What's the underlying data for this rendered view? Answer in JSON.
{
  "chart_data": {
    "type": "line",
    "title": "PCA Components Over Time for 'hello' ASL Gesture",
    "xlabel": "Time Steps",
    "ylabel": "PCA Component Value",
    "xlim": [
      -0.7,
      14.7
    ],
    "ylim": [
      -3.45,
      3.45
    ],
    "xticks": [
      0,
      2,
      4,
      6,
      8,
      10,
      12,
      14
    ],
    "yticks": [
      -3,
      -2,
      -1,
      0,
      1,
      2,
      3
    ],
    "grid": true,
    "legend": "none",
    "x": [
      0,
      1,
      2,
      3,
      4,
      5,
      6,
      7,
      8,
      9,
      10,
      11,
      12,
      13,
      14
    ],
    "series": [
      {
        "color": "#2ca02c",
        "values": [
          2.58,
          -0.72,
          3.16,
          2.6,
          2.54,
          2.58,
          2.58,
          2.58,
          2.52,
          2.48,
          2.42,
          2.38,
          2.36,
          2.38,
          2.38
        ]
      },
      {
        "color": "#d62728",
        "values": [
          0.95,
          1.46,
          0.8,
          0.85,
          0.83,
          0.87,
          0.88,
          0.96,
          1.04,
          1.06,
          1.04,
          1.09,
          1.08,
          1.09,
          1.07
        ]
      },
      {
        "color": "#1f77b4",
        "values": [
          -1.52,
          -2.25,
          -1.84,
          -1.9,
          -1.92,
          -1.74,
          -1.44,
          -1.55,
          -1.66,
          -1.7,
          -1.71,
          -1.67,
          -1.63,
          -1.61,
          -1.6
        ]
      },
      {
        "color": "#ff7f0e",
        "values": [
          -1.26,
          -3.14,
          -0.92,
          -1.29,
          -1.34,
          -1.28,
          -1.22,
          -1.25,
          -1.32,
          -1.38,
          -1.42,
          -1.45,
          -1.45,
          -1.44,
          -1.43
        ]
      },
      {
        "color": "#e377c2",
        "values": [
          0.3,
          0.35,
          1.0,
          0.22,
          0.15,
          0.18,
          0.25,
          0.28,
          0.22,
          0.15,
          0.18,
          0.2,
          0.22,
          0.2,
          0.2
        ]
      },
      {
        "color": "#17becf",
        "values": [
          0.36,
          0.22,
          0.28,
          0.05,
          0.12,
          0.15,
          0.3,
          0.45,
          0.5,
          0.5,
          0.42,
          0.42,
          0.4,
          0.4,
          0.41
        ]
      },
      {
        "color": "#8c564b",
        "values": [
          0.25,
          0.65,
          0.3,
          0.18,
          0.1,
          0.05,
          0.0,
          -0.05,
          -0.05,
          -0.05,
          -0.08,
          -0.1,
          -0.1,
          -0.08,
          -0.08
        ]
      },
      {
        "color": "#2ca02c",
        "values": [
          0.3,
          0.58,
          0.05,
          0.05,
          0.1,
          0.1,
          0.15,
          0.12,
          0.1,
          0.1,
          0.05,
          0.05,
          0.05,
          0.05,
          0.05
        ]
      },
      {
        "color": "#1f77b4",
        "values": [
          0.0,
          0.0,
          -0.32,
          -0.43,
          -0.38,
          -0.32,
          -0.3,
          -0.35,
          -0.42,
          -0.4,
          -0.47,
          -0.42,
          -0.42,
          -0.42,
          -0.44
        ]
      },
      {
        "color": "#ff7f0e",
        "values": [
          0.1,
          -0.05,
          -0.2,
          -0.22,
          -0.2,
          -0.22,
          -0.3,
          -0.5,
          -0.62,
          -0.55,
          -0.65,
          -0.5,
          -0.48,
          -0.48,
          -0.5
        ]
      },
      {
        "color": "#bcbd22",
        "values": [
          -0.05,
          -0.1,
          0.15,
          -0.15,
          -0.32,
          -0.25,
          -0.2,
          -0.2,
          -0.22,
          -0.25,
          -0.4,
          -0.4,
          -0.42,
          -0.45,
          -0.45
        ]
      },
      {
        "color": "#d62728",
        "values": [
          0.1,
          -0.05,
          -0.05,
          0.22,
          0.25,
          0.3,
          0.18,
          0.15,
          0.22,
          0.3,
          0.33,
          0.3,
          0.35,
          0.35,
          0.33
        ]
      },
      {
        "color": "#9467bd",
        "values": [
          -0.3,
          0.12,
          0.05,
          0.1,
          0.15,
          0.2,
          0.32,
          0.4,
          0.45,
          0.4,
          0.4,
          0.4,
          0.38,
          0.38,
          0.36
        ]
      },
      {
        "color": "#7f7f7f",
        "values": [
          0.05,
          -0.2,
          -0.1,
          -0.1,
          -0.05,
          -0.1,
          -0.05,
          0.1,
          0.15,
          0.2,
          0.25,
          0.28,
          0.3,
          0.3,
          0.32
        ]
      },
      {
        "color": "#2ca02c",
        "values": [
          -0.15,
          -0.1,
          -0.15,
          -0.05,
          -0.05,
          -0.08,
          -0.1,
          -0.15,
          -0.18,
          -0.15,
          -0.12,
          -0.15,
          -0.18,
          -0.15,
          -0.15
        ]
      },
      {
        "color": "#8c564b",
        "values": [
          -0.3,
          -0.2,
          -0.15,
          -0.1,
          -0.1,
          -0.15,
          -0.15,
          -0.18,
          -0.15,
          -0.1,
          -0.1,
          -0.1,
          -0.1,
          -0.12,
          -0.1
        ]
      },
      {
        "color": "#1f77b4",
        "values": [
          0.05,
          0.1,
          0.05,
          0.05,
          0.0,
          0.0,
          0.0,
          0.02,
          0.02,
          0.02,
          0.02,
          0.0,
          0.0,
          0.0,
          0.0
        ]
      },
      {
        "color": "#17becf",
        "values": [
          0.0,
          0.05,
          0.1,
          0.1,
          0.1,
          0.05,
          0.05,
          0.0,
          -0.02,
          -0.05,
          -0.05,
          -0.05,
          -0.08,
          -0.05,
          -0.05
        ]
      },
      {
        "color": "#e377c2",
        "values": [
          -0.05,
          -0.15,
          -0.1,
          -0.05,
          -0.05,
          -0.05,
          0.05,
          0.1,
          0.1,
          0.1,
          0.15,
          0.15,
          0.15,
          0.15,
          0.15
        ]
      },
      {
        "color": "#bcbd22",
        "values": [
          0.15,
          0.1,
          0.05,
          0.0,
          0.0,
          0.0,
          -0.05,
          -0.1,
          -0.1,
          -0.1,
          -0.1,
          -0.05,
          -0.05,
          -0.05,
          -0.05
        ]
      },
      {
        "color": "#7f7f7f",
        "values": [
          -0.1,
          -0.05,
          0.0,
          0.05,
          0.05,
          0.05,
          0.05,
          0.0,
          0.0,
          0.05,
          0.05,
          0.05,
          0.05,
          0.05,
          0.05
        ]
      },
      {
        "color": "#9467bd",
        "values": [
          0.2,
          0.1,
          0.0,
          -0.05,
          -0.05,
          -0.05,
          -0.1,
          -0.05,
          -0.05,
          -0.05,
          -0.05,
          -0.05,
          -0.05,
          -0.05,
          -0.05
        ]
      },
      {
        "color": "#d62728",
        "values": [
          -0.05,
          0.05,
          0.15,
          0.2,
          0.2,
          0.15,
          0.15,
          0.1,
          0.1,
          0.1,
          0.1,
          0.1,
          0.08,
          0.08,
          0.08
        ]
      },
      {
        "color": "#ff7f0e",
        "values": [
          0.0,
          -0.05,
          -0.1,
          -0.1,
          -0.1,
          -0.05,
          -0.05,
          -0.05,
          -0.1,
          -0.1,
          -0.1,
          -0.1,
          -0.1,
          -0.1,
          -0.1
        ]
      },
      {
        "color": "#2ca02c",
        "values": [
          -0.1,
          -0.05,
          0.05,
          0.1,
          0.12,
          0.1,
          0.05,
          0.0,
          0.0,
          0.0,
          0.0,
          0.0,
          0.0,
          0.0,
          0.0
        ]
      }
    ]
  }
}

Goal -> Go through the listing and copy all of it exactly.

Solution ->
What's the underlying data for this rendered view? Answer in JSON.
{
  "chart_data": {
    "type": "line",
    "title": "PCA Components Over Time for 'hello' ASL Gesture",
    "xlabel": "Time Steps",
    "ylabel": "PCA Component Value",
    "xlim": [
      -0.7,
      14.7
    ],
    "ylim": [
      -3.45,
      3.45
    ],
    "xticks": [
      0,
      2,
      4,
      6,
      8,
      10,
      12,
      14
    ],
    "yticks": [
      -3,
      -2,
      -1,
      0,
      1,
      2,
      3
    ],
    "grid": true,
    "legend": "none",
    "x": [
      0,
      1,
      2,
      3,
      4,
      5,
      6,
      7,
      8,
      9,
      10,
      11,
      12,
      13,
      14
    ],
    "series": [
      {
        "color": "#2ca02c",
        "values": [
          2.58,
          -0.72,
          3.16,
          2.6,
          2.54,
          2.58,
          2.58,
          2.58,
          2.52,
          2.48,
          2.42,
          2.38,
          2.36,
          2.38,
          2.38
        ]
      },
      {
        "color": "#d62728",
        "values": [
          0.95,
          1.46,
          0.8,
          0.85,
          0.83,
          0.87,
          0.88,
          0.96,
          1.04,
          1.06,
          1.04,
          1.09,
          1.08,
          1.09,
          1.07
        ]
      },
      {
        "color": "#1f77b4",
        "values": [
          -1.52,
          -2.25,
          -1.84,
          -1.9,
          -1.92,
          -1.74,
          -1.44,
          -1.55,
          -1.66,
          -1.7,
          -1.71,
          -1.67,
          -1.63,
          -1.61,
          -1.6
        ]
      },
      {
        "color": "#ff7f0e",
        "values": [
          -1.26,
          -3.14,
          -0.92,
          -1.29,
          -1.34,
          -1.28,
          -1.22,
          -1.25,
          -1.32,
          -1.38,
          -1.42,
          -1.45,
          -1.45,
          -1.44,
          -1.43
        ]
      },
      {
        "color": "#e377c2",
        "values": [
          0.3,
          0.35,
          1.0,
          0.22,
          0.15,
          0.18,
          0.25,
          0.28,
          0.22,
          0.15,
          0.18,
          0.2,
          0.22,
          0.2,
          0.2
        ]
      },
      {
        "color": "#17becf",
        "values": [
          0.36,
          0.22,
          0.28,
          0.05,
          0.12,
          0.15,
          0.3,
          0.45,
          0.5,
          0.5,
          0.42,
          0.42,
          0.4,
          0.4,
          0.41
        ]
      },
      {
        "color": "#8c564b",
        "values": [
          0.25,
          0.65,
          0.3,
          0.18,
          0.1,
          0.05,
          0.0,
          -0.05,
          -0.05,
          -0.05,
          -0.08,
          -0.1,
          -0.1,
          -0.08,
          -0.08
        ]
      },
      {
        "color": "#2ca02c",
        "values": [
          0.3,
          0.58,
          0.05,
          0.05,
          0.1,
          0.1,
          0.15,
          0.12,
          0.1,
          0.1,
          0.05,
          0.05,
          0.05,
          0.05,
          0.05
        ]
      },
      {
        "color": "#1f77b4",
        "values": [
          0.0,
          0.0,
          -0.32,
          -0.43,
          -0.38,
          -0.32,
          -0.3,
          -0.35,
          -0.42,
          -0.4,
          -0.47,
          -0.42,
          -0.42,
          -0.42,
          -0.44
        ]
      },
      {
        "color": "#ff7f0e",
        "values": [
          0.1,
          -0.05,
          -0.2,
          -0.22,
          -0.2,
          -0.22,
          -0.3,
          -0.5,
          -0.62,
          -0.55,
          -0.65,
          -0.5,
          -0.48,
          -0.48,
          -0.5
        ]
      },
      {
        "color": "#bcbd22",
        "values": [
          -0.05,
          -0.1,
          0.15,
          -0.15,
          -0.32,
          -0.25,
          -0.2,
          -0.2,
          -0.22,
          -0.25,
          -0.4,
          -0.4,
          -0.42,
          -0.45,
          -0.45
        ]
      },
      {
        "color": "#d62728",
        "values": [
          0.1,
          -0.05,
          -0.05,
          0.22,
          0.25,
          0.3,
          0.18,
          0.15,
          0.22,
          0.3,
          0.33,
          0.3,
          0.35,
          0.35,
          0.33
        ]
      },
      {
        "color": "#9467bd",
        "values": [
          -0.3,
          0.12,
          0.05,
          0.1,
          0.15,
          0.2,
          0.32,
          0.4,
          0.45,
          0.4,
          0.4,
          0.4,
          0.38,
          0.38,
          0.36
        ]
      },
      {
        "color": "#7f7f7f",
        "values": [
          0.05,
          -0.2,
          -0.1,
          -0.1,
          -0.05,
          -0.1,
          -0.05,
          0.1,
          0.15,
          0.2,
          0.25,
          0.28,
          0.3,
          0.3,
          0.32
        ]
      },
      {
        "color": "#2ca02c",
        "values": [
          -0.15,
          -0.1,
          -0.15,
          -0.05,
          -0.05,
          -0.08,
          -0.1,
          -0.15,
          -0.18,
          -0.15,
          -0.12,
          -0.15,
          -0.18,
          -0.15,
          -0.15
        ]
      },
      {
        "color": "#8c564b",
        "values": [
          -0.3,
          -0.2,
          -0.15,
          -0.1,
          -0.1,
          -0.15,
          -0.15,
          -0.18,
          -0.15,
          -0.1,
          -0.1,
          -0.1,
          -0.1,
          -0.12,
          -0.1
        ]
      },
      {
        "color": "#1f77b4",
        "values": [
          0.05,
          0.1,
          0.05,
          0.05,
          0.0,
          0.0,
          0.0,
          0.02,
          0.02,
          0.02,
          0.02,
          0.0,
          0.0,
          0.0,
          0.0
        ]
      },
      {
        "color": "#17becf",
        "values": [
          0.0,
          0.05,
          0.1,
          0.1,
          0.1,
          0.05,
          0.05,
          0.0,
          -0.02,
          -0.05,
          -0.05,
          -0.05,
          -0.08,
          -0.05,
          -0.05
        ]
      },
      {
        "color": "#e377c2",
        "values": [
          -0.05,
          -0.15,
          -0.1,
          -0.05,
          -0.05,
          -0.05,
          0.05,
          0.1,
          0.1,
          0.1,
          0.15,
          0.15,
          0.15,
          0.15,
          0.15
        ]
      },
      {
        "color": "#bcbd22",
        "values": [
          0.15,
          0.1,
          0.05,
          0.0,
          0.0,
          0.0,
          -0.05,
          -0.1,
          -0.1,
          -0.1,
          -0.1,
          -0.05,
          -0.05,
          -0.05,
          -0.05
        ]
      },
      {
        "color": "#7f7f7f",
        "values": [
          -0.1,
          -0.05,
          0.0,
          0.05,
          0.05,
          0.05,
          0.05,
          0.0,
          0.0,
          0.05,
          0.05,
          0.05,
          0.05,
          0.05,
          0.05
        ]
      },
      {
        "color": "#9467bd",
        "values": [
          0.2,
          0.1,
          0.0,
          -0.05,
          -0.05,
          -0.05,
          -0.1,
          -0.05,
          -0.05,
          -0.05,
          -0.05,
          -0.05,
          -0.05,
          -0.05,
          -0.05
        ]
      },
      {
        "color": "#d62728",
        "values": [
          -0.05,
          0.05,
          0.15,
          0.2,
          0.2,
          0.15,
          0.15,
          0.1,
          0.1,
          0.1,
          0.1,
          0.1,
          0.08,
          0.08,
          0.08
        ]
      },
      {
        "color": "#ff7f0e",
        "values": [
          0.0,
          -0.05,
          -0.1,
          -0.1,
          -0.1,
          -0.05,
          -0.05,
          -0.05,
          -0.1,
          -0.1,
          -0.1,
          -0.1,
          -0.1,
          -0.1,
          -0.1
        ]
      },
      {
        "color": "#2ca02c",
        "values": [
          -0.1,
          -0.05,
          0.05,
          0.1,
          0.12,
          0.1,
          0.05,
          0.0,
          0.0,
          0.0,
          0.0,
          0.0,
          0.0,
          0.0,
          0.0
        ]
      }
    ]
  }
}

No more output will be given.